▶ **DATA SHOWN**:
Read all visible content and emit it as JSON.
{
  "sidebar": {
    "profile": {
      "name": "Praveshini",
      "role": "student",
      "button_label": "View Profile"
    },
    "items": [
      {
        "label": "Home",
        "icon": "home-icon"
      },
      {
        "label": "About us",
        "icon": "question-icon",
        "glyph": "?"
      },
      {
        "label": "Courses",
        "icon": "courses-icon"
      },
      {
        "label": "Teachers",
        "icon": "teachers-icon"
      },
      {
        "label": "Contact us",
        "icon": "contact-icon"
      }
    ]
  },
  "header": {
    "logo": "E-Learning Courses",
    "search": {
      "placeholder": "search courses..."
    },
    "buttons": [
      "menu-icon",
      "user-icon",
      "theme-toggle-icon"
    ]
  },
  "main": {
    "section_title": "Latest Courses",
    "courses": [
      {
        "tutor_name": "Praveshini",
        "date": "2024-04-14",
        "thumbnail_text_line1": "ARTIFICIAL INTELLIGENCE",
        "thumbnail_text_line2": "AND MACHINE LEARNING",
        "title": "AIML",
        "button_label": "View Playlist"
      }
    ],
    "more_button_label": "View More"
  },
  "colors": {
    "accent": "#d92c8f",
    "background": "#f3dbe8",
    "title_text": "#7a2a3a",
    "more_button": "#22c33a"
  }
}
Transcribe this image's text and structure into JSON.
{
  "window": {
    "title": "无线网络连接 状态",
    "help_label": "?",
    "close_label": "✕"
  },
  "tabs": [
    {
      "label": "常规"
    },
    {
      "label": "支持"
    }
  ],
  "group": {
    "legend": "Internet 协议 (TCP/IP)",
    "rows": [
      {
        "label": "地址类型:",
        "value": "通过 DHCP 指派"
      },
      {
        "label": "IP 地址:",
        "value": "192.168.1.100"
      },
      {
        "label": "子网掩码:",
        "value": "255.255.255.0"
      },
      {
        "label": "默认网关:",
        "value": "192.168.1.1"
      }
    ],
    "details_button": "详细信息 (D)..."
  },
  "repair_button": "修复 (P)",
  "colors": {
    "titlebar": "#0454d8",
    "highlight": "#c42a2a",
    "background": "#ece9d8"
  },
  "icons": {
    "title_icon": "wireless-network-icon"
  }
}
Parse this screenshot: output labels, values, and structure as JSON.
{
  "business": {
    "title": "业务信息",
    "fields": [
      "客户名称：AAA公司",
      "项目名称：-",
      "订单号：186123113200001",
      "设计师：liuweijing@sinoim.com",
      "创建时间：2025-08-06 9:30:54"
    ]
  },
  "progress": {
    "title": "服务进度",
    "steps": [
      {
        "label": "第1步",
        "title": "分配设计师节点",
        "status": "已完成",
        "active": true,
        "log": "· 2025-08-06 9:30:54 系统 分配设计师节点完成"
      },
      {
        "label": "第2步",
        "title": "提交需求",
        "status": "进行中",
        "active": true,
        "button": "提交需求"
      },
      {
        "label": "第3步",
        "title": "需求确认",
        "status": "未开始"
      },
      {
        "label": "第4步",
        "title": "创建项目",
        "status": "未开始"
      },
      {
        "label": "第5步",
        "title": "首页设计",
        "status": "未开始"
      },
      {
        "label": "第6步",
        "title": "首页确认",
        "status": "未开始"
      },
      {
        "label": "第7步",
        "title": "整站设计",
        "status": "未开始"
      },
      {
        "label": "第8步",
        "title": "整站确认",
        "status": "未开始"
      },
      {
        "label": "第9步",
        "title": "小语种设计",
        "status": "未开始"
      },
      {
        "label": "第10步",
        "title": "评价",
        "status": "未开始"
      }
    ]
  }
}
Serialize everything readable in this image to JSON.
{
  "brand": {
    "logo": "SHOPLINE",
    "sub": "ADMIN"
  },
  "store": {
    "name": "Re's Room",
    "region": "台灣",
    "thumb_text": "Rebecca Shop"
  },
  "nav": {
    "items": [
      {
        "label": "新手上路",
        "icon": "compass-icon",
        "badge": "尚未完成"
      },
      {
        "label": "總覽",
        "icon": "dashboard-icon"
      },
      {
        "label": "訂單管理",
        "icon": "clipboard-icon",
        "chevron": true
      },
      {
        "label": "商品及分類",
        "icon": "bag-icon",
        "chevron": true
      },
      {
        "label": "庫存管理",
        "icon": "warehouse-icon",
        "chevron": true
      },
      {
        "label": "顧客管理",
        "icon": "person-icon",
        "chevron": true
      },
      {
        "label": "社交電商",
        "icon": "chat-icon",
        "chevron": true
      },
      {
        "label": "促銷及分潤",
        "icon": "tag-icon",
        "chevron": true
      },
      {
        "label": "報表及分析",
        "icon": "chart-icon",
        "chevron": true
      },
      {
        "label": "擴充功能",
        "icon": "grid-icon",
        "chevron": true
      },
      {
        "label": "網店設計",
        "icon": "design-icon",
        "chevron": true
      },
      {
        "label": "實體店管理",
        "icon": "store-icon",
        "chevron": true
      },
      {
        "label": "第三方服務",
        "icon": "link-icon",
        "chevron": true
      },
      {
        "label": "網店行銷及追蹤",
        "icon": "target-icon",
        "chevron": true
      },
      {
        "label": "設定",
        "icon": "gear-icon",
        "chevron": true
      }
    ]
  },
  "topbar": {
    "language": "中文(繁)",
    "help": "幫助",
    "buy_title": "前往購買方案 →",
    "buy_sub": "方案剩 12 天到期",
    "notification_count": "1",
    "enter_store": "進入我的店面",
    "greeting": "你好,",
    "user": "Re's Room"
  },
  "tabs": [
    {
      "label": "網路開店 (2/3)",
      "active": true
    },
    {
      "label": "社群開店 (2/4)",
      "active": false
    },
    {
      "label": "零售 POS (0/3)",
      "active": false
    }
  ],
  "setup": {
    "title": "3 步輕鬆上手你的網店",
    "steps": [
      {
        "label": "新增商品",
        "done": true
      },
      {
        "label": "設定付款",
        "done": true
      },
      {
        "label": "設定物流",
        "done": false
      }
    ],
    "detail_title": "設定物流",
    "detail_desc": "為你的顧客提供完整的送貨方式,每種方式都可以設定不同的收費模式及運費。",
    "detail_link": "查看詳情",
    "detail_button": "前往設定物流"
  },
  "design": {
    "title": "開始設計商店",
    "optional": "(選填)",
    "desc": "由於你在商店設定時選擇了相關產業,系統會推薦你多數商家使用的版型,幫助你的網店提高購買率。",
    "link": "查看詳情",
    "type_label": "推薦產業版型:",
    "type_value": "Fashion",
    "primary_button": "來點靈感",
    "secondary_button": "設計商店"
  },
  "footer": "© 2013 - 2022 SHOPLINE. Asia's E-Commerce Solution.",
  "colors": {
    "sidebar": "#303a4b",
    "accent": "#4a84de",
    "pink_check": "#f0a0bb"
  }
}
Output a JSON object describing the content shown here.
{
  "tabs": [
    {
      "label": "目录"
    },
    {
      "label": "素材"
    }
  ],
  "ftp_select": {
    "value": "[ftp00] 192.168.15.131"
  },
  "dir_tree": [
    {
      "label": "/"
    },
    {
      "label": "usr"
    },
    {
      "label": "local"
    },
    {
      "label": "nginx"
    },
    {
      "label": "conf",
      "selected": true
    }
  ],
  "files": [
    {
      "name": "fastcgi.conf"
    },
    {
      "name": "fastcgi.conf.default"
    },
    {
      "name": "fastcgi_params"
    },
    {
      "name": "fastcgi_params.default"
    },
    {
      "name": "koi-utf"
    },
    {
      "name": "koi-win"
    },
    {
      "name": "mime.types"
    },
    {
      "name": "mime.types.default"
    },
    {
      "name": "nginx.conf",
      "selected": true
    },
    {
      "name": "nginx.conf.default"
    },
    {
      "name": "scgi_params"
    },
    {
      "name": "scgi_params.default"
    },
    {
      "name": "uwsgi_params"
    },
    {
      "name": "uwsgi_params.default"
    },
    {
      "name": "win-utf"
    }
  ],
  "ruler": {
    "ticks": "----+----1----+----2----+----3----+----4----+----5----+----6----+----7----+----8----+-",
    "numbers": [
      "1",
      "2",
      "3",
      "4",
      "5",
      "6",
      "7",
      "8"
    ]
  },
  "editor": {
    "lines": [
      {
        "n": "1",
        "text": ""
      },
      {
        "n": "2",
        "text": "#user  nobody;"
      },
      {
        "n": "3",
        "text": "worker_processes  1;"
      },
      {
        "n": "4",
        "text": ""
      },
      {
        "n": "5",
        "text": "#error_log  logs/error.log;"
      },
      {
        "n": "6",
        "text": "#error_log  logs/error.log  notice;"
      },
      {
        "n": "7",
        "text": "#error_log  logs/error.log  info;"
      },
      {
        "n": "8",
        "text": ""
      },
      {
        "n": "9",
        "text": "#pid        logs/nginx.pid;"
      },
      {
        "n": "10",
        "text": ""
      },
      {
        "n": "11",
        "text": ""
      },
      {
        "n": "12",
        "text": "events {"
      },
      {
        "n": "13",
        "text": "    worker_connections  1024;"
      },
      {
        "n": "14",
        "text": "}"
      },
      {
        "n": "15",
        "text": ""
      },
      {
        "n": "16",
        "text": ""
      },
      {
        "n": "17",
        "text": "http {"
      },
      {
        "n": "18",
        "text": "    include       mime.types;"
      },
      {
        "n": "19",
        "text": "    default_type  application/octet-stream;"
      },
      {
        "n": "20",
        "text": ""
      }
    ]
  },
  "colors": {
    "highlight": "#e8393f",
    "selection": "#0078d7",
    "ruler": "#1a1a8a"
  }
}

▶ **GIVEN REQUEST**: All lines above containing the string "logo" are to be collected.

▶ **FINISHED EXERCISE**:
    "logo": "E-Learning Courses",
    "logo": "SHOPLINE",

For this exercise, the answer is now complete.